■ **PROBLEM REQUIREMENTS**
Print the data exactly, leaving nothing out.
* start RECORDS *
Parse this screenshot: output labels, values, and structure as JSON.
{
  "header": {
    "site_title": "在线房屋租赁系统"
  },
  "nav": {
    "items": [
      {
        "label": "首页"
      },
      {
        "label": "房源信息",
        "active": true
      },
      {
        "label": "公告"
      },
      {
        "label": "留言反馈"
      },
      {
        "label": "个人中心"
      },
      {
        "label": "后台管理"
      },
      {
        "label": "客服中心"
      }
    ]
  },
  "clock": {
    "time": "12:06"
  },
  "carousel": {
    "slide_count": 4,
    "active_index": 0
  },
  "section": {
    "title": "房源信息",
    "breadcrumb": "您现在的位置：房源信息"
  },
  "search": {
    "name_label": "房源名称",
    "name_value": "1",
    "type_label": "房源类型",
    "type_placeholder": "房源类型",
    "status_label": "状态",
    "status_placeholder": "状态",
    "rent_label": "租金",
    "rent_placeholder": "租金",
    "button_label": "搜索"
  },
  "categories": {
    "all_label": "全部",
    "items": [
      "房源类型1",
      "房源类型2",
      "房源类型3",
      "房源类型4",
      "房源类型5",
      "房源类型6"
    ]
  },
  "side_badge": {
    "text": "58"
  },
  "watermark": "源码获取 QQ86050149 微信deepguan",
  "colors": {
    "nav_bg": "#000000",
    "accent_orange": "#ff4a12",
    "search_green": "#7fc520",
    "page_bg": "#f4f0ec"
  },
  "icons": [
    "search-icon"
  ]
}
* end RECORDS *
■ **CORRECT RESPONSE**
Parse this screenshot: output labels, values, and structure as JSON.
{
  "header": {
    "site_title": "在线房屋租赁系统"
  },
  "nav": {
    "items": [
      {
        "label": "首页"
      },
      {
        "label": "房源信息",
        "active": true
      },
      {
        "label": "公告"
      },
      {
        "label": "留言反馈"
      },
      {
        "label": "个人中心"
      },
      {
        "label": "后台管理"
      },
      {
        "label": "客服中心"
      }
    ]
  },
  "clock": {
    "time": "12:06"
  },
  "carousel": {
    "slide_count": 4,
    "active_index": 0
  },
  "section": {
    "title": "房源信息",
    "breadcrumb": "您现在的位置：房源信息"
  },
  "search": {
    "name_label": "房源名称",
    "name_value": "1",
    "type_label": "房源类型",
    "type_placeholder": "房源类型",
    "status_label": "状态",
    "status_placeholder": "状态",
    "rent_label": "租金",
    "rent_placeholder": "租金",
    "button_label": "搜索"
  },
  "categories": {
    "all_label": "全部",
    "items": [
      "房源类型1",
      "房源类型2",
      "房源类型3",
      "房源类型4",
      "房源类型5",
      "房源类型6"
    ]
  },
  "side_badge": {
    "text": "58"
  },
  "watermark": "源码获取 QQ86050149 微信deepguan",
  "colors": {
    "nav_bg": "#000000",
    "accent_orange": "#ff4a12",
    "search_green": "#7fc520",
    "page_bg": "#f4f0ec"
  },
  "icons": [
    "search-icon"
  ]
}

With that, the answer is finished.